START PROVIDED DATA

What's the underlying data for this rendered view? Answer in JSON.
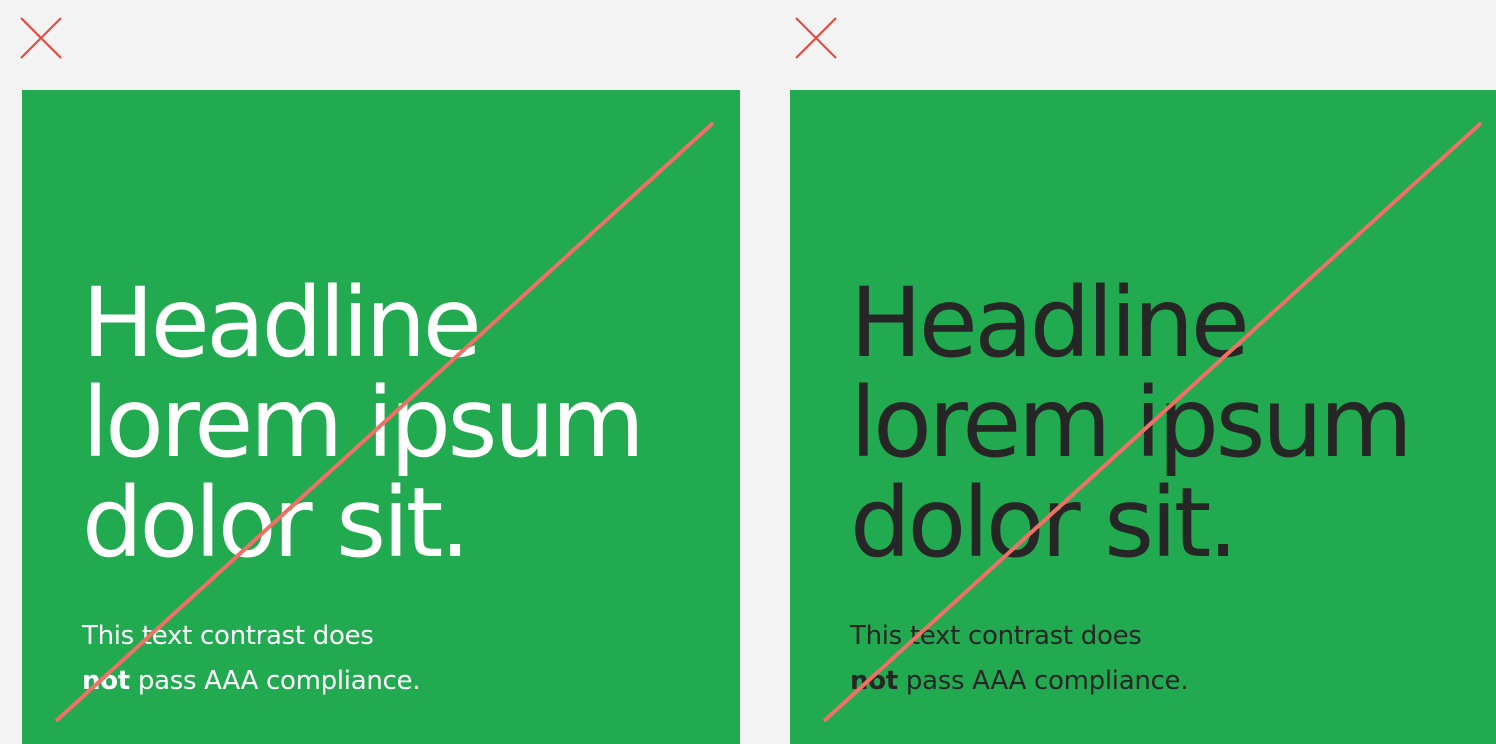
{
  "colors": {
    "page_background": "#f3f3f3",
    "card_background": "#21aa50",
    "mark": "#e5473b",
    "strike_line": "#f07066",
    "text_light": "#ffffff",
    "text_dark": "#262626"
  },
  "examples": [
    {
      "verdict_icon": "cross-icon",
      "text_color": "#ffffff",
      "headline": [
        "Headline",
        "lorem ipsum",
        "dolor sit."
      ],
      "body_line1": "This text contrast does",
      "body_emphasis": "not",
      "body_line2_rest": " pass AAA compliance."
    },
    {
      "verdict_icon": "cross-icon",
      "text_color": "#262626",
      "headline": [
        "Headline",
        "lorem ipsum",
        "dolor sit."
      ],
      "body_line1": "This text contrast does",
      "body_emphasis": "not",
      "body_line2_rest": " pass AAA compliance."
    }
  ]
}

END PROVIDED DATA

Exact duplication of all the records is required; pictures are omitted from the copy.

• EXERCISE RESULT:
What's the underlying data for this rendered view? Answer in JSON.
{
  "colors": {
    "page_background": "#f3f3f3",
    "card_background": "#21aa50",
    "mark": "#e5473b",
    "strike_line": "#f07066",
    "text_light": "#ffffff",
    "text_dark": "#262626"
  },
  "examples": [
    {
      "verdict_icon": "cross-icon",
      "text_color": "#ffffff",
      "headline": [
        "Headline",
        "lorem ipsum",
        "dolor sit."
      ],
      "body_line1": "This text contrast does",
      "body_emphasis": "not",
      "body_line2_rest": " pass AAA compliance."
    },
    {
      "verdict_icon": "cross-icon",
      "text_color": "#262626",
      "headline": [
        "Headline",
        "lorem ipsum",
        "dolor sit."
      ],
      "body_line1": "This text contrast does",
      "body_emphasis": "not",
      "body_line2_rest": " pass AAA compliance."
    }
  ]
}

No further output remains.